*What the task requires*
Copy out each line of the data holding "Shanghai".

*Recorded data*

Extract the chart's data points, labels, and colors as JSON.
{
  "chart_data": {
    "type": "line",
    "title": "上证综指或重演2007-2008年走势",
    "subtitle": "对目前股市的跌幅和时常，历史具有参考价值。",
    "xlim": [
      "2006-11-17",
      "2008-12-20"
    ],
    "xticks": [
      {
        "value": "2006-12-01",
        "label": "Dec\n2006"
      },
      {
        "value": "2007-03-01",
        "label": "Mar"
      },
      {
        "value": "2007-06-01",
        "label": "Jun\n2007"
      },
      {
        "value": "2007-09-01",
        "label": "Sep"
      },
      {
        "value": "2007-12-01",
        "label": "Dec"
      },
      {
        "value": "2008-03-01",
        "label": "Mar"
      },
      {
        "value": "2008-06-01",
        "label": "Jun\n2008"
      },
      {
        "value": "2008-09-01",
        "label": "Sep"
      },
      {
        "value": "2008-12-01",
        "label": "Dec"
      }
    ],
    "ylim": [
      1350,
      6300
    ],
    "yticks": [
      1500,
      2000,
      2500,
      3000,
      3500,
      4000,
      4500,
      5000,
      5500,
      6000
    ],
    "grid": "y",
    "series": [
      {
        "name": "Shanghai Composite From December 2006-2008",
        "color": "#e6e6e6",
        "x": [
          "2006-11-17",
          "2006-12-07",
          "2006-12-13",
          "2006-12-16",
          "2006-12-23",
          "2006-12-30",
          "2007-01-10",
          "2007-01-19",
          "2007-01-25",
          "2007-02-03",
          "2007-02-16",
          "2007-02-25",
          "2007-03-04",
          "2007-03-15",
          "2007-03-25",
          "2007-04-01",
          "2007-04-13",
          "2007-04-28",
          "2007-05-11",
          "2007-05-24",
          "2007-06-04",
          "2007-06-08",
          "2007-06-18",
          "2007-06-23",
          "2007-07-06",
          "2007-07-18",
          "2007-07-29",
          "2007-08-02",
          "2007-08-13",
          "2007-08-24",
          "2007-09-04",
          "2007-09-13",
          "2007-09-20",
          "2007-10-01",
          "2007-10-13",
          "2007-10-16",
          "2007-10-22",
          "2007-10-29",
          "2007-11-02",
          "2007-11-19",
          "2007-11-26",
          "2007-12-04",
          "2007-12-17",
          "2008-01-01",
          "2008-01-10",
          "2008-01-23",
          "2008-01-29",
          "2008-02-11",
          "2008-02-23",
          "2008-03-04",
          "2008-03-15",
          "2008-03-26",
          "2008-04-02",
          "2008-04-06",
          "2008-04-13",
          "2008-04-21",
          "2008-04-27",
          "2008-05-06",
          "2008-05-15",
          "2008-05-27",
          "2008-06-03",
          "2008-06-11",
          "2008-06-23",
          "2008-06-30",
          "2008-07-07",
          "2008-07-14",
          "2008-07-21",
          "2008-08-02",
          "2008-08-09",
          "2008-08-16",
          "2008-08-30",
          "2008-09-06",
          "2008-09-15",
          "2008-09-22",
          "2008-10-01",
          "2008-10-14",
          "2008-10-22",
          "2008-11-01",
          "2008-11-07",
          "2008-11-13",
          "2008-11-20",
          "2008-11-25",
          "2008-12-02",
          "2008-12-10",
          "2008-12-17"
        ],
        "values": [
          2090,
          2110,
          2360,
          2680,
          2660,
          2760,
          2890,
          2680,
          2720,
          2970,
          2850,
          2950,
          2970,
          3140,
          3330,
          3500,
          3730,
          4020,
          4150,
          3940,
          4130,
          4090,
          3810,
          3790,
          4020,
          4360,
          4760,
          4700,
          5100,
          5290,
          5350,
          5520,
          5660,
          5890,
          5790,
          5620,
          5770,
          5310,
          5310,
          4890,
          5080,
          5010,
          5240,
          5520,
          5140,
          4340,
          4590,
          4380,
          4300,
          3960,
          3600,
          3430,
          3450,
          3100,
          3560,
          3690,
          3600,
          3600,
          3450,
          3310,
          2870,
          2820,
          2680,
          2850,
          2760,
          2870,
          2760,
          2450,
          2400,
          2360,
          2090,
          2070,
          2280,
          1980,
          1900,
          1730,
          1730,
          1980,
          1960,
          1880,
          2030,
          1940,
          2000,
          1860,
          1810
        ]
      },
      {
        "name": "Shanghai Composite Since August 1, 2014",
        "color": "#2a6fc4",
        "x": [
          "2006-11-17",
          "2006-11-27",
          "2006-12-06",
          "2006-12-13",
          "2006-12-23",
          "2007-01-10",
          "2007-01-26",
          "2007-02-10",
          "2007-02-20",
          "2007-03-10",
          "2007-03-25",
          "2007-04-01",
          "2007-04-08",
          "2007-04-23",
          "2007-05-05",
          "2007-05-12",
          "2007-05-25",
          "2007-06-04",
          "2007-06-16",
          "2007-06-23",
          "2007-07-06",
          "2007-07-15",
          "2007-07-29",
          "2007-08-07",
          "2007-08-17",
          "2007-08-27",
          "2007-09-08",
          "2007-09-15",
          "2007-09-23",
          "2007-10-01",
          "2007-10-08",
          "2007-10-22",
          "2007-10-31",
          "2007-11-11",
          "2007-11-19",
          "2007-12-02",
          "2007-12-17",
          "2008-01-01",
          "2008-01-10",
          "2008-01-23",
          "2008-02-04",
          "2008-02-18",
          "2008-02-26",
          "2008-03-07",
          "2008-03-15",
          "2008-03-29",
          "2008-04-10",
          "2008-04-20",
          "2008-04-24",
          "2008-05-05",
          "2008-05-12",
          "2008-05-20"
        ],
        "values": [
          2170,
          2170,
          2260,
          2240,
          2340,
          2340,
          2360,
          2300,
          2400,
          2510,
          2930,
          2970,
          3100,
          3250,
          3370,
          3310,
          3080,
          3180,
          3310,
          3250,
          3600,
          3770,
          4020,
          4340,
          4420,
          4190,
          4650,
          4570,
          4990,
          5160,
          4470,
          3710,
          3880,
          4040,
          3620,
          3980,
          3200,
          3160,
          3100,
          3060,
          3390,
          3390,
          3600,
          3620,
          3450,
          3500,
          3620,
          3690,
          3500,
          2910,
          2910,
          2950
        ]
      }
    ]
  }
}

*Output below*
        "name": "Shanghai Composite From December 2006-2008",
        "name": "Shanghai Composite Since August 1, 2014",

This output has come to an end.